_Aim of the task_
Isolate every line in the data with the string "Gamma" and copy it.

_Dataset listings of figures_
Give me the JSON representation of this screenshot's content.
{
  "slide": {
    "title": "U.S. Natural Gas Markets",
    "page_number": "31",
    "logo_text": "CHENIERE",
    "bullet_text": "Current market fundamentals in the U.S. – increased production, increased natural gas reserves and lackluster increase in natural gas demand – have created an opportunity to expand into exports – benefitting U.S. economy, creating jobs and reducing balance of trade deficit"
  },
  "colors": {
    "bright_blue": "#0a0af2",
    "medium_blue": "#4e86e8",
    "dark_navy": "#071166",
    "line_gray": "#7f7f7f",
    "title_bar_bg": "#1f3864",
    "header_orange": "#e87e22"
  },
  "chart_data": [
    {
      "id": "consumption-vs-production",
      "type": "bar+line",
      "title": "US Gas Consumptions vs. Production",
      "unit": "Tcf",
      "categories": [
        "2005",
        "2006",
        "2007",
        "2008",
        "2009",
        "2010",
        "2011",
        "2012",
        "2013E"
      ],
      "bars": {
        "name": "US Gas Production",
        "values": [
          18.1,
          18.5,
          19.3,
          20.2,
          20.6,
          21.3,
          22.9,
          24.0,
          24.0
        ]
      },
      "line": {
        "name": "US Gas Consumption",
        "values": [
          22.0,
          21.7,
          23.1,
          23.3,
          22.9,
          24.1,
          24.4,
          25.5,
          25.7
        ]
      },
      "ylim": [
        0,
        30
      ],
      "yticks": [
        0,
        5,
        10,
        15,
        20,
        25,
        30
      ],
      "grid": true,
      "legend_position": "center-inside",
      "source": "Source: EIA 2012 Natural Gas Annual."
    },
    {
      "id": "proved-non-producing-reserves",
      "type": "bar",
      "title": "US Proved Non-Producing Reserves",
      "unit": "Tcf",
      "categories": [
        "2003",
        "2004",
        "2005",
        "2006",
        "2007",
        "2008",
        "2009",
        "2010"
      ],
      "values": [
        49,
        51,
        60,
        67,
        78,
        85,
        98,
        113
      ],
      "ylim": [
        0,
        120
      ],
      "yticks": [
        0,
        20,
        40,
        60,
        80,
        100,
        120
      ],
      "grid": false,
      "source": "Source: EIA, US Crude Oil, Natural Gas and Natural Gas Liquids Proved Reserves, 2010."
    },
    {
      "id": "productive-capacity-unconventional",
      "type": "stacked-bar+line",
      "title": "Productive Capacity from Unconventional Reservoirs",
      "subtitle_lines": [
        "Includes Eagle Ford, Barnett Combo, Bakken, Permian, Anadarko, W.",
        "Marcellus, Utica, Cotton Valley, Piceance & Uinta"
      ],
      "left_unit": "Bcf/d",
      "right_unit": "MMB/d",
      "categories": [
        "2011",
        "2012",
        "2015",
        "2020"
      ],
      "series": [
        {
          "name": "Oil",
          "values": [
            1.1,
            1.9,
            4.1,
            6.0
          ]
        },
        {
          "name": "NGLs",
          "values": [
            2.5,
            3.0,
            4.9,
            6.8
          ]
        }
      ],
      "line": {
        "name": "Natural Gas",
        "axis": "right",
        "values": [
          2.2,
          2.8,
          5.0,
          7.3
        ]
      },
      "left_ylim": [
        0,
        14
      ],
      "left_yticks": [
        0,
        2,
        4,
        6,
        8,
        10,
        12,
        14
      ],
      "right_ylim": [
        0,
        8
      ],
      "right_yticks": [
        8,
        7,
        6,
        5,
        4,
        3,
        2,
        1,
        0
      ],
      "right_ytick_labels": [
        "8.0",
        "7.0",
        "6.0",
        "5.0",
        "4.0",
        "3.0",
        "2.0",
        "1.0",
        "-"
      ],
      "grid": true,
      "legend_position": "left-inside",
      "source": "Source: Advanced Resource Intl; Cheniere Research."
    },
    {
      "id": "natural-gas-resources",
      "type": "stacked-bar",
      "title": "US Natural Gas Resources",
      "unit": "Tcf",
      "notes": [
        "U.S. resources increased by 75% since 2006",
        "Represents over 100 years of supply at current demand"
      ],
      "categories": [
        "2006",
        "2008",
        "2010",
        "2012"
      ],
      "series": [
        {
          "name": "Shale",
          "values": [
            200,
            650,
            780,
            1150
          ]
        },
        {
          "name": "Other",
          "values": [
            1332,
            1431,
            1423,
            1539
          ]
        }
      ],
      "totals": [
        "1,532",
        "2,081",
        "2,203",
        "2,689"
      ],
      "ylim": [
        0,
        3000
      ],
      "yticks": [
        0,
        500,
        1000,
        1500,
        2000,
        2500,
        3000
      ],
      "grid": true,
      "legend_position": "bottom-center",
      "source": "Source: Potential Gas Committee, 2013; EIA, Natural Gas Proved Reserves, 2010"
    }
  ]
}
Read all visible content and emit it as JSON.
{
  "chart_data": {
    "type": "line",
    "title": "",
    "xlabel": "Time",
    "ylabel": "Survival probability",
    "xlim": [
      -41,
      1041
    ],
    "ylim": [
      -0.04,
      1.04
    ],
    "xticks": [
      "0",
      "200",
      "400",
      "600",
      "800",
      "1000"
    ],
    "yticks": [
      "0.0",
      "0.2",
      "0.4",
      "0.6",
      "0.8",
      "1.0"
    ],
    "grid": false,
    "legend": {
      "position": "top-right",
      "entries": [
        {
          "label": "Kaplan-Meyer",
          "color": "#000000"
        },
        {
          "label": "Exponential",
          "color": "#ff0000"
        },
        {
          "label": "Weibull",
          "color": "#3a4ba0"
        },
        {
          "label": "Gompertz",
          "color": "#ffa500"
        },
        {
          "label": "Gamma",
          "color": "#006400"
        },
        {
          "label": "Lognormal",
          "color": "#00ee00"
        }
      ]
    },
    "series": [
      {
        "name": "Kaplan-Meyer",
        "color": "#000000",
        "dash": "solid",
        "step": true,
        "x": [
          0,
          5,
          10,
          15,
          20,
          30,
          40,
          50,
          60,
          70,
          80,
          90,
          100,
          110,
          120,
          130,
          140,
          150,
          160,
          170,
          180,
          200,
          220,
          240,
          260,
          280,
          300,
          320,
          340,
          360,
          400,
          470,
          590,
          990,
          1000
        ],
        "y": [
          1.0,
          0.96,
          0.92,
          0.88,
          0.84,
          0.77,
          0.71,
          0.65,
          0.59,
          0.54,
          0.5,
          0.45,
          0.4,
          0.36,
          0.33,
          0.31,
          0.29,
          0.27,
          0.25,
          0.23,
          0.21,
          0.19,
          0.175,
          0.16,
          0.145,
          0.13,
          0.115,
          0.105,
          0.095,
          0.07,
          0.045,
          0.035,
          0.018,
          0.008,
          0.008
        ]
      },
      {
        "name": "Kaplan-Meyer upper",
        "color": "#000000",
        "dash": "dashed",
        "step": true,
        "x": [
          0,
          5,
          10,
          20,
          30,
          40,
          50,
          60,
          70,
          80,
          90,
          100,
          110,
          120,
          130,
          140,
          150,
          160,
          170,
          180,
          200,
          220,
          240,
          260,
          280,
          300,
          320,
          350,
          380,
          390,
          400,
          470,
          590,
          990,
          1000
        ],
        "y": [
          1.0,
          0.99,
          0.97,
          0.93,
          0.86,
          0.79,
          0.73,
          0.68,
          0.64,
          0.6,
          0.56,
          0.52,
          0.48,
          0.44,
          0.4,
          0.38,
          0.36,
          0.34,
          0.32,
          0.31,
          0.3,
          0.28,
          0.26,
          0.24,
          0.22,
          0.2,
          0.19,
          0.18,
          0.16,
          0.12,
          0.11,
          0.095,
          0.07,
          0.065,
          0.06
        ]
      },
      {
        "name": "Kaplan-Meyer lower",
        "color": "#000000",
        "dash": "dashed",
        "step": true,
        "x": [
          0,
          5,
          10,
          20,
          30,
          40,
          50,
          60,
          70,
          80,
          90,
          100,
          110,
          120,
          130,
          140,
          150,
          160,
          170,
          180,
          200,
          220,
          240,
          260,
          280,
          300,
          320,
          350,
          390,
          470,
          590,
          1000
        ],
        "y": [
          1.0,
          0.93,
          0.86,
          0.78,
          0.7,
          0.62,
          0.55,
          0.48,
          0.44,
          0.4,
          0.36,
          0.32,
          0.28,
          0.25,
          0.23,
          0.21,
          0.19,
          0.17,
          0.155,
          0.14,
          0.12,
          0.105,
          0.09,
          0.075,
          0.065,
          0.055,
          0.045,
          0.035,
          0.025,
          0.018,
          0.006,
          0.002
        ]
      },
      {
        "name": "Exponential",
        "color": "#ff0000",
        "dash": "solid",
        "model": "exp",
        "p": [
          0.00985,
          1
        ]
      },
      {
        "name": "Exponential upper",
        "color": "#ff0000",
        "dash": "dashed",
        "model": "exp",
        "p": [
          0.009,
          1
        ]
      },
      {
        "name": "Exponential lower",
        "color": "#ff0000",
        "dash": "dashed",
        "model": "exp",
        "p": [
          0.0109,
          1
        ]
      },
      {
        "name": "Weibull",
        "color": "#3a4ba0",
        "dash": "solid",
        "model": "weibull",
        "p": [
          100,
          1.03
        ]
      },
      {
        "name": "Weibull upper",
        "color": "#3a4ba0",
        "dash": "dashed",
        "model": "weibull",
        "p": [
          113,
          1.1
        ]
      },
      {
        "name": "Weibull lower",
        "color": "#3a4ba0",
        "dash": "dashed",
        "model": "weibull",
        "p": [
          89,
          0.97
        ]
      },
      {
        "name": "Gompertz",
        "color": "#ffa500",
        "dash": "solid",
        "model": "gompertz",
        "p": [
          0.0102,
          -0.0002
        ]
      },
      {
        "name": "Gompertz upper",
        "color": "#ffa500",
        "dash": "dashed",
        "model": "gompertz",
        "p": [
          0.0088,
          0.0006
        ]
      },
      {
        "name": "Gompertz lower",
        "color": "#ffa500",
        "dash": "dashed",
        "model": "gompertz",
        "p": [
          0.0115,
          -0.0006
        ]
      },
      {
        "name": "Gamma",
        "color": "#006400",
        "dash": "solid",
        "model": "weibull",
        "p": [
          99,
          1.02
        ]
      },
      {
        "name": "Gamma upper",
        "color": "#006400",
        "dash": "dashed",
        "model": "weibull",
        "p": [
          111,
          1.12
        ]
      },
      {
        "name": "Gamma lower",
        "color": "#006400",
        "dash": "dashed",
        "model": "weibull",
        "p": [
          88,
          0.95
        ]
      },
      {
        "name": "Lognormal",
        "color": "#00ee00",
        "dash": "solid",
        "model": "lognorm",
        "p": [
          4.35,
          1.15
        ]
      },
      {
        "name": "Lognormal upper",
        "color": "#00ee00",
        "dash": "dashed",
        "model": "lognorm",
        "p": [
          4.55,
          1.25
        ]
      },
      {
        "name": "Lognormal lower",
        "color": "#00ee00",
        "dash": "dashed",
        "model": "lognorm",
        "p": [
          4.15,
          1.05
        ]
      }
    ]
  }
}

_Output for this exercise_
          "label": "Gamma",
        "name": "Gamma",
        "name": "Gamma upper",
        "name": "Gamma lower",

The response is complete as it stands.